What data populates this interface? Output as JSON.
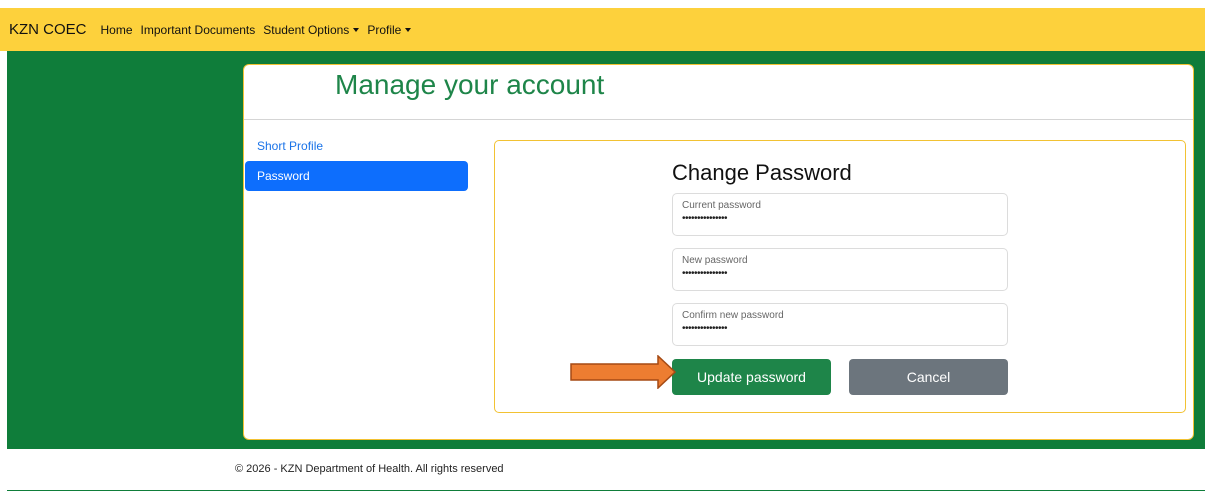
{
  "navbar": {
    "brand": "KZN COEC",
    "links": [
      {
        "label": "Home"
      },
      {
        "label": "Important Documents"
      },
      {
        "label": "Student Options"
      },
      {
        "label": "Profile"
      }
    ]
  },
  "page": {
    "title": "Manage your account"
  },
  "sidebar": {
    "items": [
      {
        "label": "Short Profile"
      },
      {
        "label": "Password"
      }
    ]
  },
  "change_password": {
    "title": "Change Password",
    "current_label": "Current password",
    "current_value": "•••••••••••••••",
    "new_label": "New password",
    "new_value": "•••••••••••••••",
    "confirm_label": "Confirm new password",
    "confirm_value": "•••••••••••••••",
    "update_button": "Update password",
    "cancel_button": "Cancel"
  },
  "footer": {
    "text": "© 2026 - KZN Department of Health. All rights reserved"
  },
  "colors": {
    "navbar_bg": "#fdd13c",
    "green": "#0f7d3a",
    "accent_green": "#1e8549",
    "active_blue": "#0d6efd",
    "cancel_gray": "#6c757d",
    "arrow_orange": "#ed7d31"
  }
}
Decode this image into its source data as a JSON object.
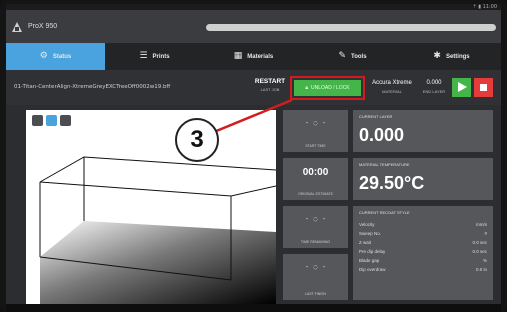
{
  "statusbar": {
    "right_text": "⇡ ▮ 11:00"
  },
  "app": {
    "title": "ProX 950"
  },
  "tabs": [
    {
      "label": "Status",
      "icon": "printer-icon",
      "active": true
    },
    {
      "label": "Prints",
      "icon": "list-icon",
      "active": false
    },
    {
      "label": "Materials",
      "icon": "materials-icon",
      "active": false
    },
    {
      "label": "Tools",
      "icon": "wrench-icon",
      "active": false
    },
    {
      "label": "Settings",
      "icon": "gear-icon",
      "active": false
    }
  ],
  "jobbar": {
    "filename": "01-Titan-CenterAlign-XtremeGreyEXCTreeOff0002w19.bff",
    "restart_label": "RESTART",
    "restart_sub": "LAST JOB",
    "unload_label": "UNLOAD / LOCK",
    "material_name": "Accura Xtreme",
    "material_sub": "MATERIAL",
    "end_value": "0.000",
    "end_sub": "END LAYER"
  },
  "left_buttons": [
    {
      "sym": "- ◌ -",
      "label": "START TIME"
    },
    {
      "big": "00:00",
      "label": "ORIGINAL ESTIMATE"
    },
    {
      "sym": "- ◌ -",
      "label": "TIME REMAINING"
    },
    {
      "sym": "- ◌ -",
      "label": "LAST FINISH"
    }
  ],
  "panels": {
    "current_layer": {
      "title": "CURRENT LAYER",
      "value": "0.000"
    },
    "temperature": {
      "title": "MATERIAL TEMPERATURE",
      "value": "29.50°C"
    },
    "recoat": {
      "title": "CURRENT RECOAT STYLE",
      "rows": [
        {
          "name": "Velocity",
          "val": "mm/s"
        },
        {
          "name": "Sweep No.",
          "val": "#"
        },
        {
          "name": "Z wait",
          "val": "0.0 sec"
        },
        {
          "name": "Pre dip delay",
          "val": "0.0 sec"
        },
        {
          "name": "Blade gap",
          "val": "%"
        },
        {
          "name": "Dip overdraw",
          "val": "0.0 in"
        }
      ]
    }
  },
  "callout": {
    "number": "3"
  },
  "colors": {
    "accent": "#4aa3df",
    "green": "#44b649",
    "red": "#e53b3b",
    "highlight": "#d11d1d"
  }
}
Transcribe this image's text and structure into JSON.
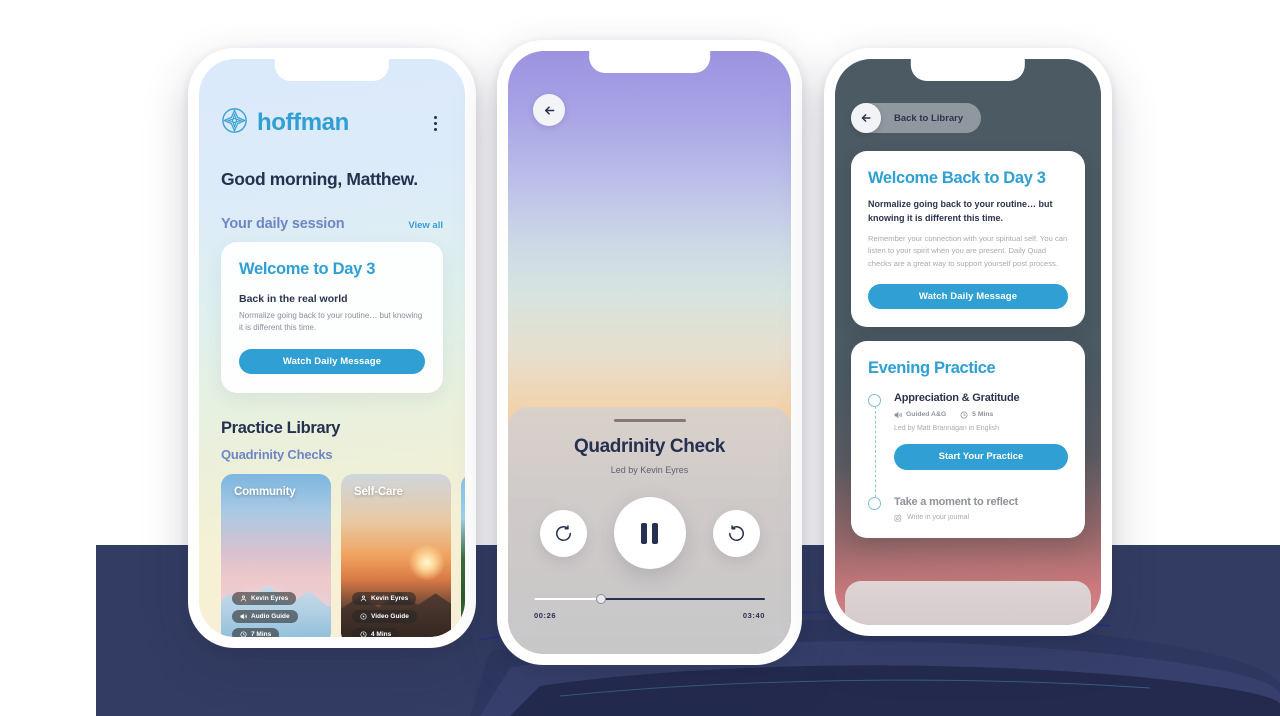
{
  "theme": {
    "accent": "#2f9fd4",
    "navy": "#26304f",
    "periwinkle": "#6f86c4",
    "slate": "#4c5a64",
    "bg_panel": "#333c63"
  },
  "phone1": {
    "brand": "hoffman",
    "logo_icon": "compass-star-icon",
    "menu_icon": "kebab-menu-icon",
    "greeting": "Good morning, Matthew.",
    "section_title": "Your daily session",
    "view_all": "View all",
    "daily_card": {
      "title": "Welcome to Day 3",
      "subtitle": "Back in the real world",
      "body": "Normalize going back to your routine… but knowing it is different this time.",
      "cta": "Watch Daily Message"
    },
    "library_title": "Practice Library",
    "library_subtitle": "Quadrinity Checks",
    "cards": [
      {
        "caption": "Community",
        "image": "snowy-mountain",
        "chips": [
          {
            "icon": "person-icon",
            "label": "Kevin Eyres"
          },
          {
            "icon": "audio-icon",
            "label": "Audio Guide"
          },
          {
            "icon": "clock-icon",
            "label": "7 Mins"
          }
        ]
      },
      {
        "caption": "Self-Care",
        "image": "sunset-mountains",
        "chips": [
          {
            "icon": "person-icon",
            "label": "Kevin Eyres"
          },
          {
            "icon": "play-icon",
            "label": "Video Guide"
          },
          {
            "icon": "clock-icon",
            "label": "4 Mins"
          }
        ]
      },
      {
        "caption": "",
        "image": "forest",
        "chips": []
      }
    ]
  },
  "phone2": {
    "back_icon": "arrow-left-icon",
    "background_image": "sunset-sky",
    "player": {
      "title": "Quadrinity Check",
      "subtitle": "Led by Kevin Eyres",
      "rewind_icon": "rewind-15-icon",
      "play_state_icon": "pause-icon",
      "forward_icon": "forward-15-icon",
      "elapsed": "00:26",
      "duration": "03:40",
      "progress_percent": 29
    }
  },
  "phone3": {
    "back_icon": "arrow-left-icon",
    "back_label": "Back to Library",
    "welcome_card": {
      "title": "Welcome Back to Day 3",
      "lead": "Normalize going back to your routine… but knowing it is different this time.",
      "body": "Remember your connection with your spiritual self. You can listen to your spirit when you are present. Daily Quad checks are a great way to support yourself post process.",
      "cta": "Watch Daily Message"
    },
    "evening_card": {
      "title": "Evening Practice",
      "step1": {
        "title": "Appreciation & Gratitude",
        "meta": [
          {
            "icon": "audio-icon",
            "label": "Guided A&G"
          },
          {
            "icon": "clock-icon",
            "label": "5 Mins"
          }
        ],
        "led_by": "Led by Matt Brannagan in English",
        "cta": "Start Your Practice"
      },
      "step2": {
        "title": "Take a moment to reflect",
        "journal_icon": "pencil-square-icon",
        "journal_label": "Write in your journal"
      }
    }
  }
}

--

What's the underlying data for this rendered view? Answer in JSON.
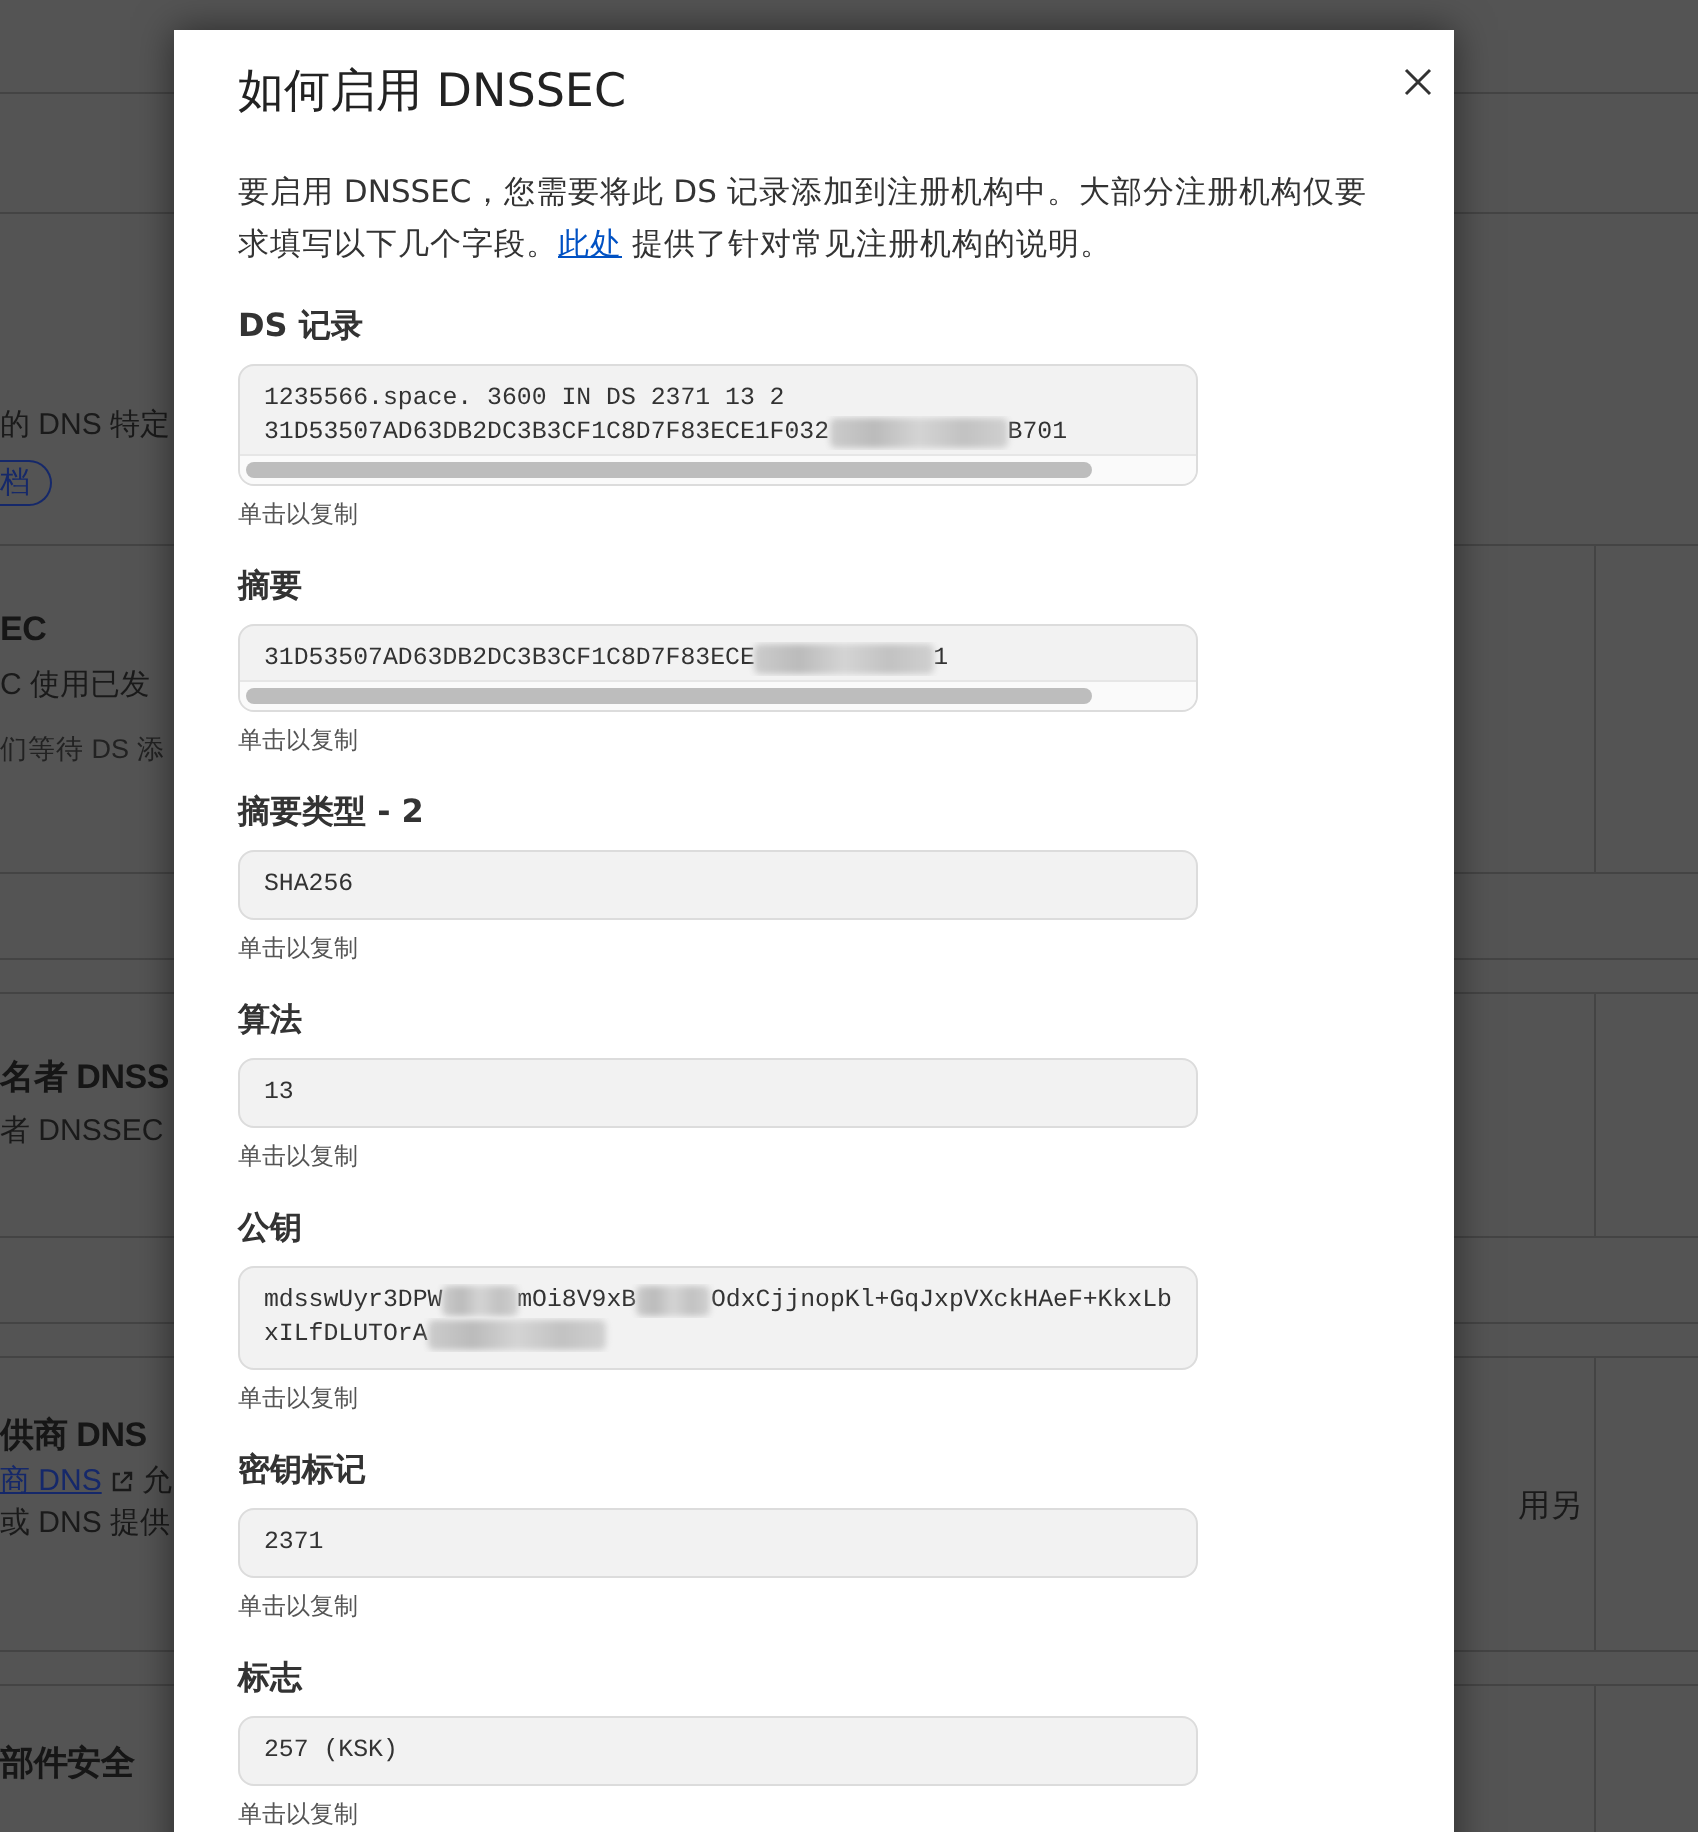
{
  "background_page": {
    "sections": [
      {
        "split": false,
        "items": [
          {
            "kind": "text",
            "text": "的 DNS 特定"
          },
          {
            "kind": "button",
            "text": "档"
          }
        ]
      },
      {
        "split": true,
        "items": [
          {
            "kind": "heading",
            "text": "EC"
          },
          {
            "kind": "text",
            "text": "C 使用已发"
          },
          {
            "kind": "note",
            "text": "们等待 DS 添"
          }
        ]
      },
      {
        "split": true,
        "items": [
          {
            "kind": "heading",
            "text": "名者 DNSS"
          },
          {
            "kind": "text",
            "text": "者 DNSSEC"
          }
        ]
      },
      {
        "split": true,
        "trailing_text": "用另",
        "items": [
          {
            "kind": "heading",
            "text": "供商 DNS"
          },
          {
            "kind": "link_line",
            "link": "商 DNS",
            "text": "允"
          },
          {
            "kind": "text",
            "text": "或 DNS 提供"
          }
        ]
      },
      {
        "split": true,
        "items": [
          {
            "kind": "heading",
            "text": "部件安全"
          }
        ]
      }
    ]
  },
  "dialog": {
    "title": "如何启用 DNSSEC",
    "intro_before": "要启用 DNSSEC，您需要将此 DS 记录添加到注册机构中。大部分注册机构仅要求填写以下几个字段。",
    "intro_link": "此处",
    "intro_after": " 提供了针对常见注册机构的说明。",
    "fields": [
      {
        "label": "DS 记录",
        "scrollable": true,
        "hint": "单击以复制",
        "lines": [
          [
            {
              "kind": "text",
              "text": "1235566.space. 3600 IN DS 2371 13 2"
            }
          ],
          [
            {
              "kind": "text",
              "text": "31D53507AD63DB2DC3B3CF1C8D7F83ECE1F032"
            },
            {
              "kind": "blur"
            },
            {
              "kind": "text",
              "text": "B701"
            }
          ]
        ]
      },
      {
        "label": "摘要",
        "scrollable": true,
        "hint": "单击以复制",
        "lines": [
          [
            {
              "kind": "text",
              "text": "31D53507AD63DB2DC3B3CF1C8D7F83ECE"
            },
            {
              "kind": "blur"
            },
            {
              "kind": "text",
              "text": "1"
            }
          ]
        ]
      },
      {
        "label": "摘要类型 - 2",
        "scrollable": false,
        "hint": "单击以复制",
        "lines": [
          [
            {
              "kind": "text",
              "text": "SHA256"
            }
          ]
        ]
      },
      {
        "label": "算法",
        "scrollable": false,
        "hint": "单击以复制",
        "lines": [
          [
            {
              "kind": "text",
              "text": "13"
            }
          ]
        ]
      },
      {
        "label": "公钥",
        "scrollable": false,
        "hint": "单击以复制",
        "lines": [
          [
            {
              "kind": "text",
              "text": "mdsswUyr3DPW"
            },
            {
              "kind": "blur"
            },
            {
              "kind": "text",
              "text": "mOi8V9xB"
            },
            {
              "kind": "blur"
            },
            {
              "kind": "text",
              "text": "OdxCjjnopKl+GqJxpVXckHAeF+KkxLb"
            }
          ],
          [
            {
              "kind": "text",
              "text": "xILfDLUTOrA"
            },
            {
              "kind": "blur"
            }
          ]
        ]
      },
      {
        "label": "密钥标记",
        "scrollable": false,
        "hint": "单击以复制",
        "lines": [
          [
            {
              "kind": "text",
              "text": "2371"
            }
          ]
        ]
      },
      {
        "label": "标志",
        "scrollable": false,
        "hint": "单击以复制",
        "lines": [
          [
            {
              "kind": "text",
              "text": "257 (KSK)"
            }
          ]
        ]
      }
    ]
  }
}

What is required: Filter the records for lines holding the string "body". Copy each one.

Task result:
      "body": "Normalize going back to your routine… but knowing it is different this time.",
      "body": "Remember your connection with your spiritual self. You can listen to your spirit when you are present. Daily Quad checks are a great way to support yourself post process.",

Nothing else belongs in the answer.